• **What is asked**:
Lines containing the word "price" should be extracted in full.
------------
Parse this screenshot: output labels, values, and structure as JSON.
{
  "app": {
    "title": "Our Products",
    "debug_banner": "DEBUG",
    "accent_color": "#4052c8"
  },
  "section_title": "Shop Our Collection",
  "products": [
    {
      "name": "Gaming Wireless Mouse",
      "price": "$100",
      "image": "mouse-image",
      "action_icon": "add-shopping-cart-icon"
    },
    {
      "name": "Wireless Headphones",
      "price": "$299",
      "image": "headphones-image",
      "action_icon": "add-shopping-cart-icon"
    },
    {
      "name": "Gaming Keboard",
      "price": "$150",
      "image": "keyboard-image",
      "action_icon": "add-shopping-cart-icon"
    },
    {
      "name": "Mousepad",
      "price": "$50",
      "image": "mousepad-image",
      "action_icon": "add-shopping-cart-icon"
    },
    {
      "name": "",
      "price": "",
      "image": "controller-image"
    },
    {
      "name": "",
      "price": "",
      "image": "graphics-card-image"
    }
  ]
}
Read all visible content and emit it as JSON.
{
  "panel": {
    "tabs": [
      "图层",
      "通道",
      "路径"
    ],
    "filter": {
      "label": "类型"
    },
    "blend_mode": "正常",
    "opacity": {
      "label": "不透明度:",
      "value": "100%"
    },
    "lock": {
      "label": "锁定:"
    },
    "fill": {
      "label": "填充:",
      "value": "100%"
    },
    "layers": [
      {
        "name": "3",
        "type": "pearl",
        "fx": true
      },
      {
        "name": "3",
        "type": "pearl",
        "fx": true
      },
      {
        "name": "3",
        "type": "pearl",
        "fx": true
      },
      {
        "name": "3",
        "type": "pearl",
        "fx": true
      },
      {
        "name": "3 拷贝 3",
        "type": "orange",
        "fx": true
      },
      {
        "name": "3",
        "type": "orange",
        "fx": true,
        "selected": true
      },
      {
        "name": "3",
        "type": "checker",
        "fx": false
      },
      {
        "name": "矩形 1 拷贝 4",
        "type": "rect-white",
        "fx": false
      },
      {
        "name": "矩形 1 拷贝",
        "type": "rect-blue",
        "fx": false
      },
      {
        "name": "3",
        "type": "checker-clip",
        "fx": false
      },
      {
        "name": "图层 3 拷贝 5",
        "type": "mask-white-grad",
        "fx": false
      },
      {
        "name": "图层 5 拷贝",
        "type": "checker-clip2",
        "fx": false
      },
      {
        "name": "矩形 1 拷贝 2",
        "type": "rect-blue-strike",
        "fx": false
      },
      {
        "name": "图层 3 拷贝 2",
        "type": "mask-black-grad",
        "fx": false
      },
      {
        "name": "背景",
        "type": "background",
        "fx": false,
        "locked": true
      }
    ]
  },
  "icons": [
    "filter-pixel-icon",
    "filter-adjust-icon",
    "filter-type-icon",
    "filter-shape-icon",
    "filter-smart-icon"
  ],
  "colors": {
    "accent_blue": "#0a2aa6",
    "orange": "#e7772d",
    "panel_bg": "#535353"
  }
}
------------
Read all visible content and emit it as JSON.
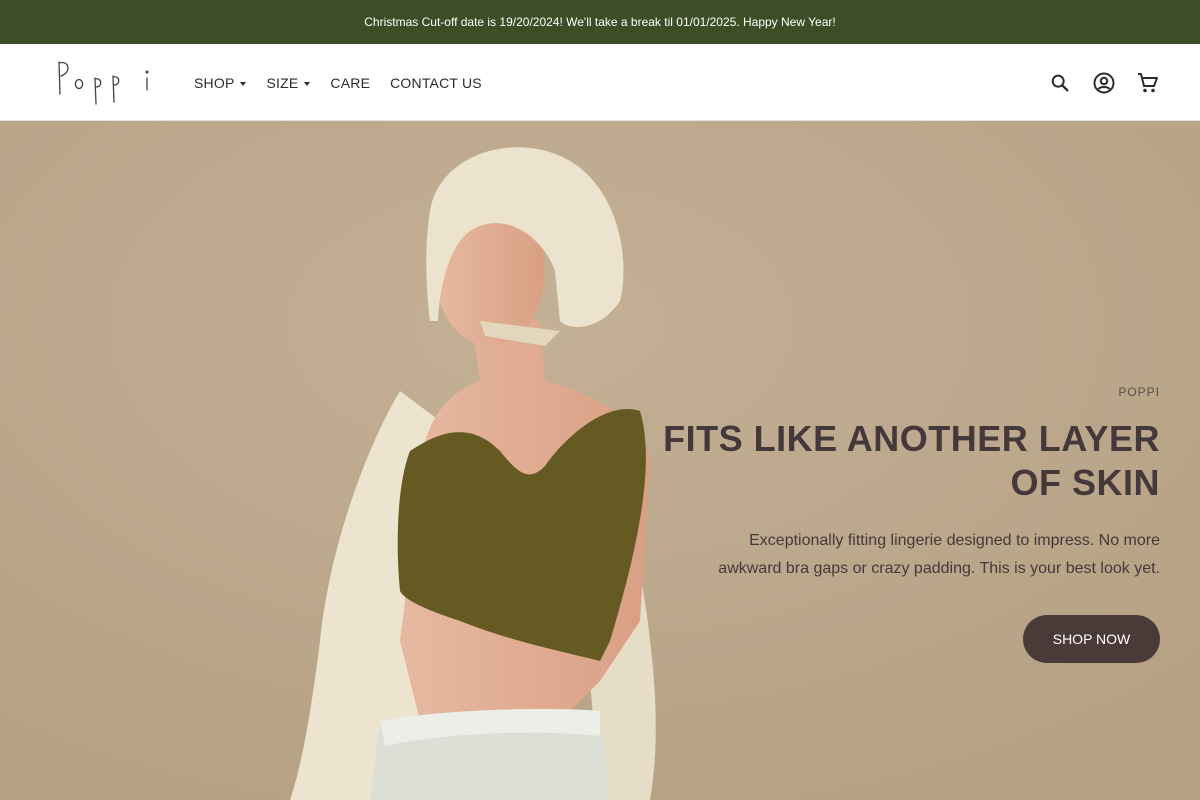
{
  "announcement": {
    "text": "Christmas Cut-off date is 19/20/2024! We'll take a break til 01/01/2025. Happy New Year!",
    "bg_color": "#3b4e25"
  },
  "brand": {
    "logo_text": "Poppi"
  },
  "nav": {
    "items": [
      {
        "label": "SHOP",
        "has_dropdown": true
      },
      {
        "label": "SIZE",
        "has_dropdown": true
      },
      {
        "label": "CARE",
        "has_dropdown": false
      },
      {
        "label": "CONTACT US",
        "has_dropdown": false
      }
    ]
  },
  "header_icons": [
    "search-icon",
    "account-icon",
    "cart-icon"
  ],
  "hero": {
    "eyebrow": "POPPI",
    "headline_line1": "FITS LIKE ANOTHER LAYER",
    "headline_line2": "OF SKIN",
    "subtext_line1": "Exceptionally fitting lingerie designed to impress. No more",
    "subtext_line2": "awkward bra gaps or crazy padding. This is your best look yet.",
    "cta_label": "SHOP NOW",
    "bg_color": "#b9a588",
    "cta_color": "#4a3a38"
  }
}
------------
• **In response**:
      "price": "$100",
      "price": "$299",
      "price": "$150",
      "price": "$50",
      "price": "",
      "price": "",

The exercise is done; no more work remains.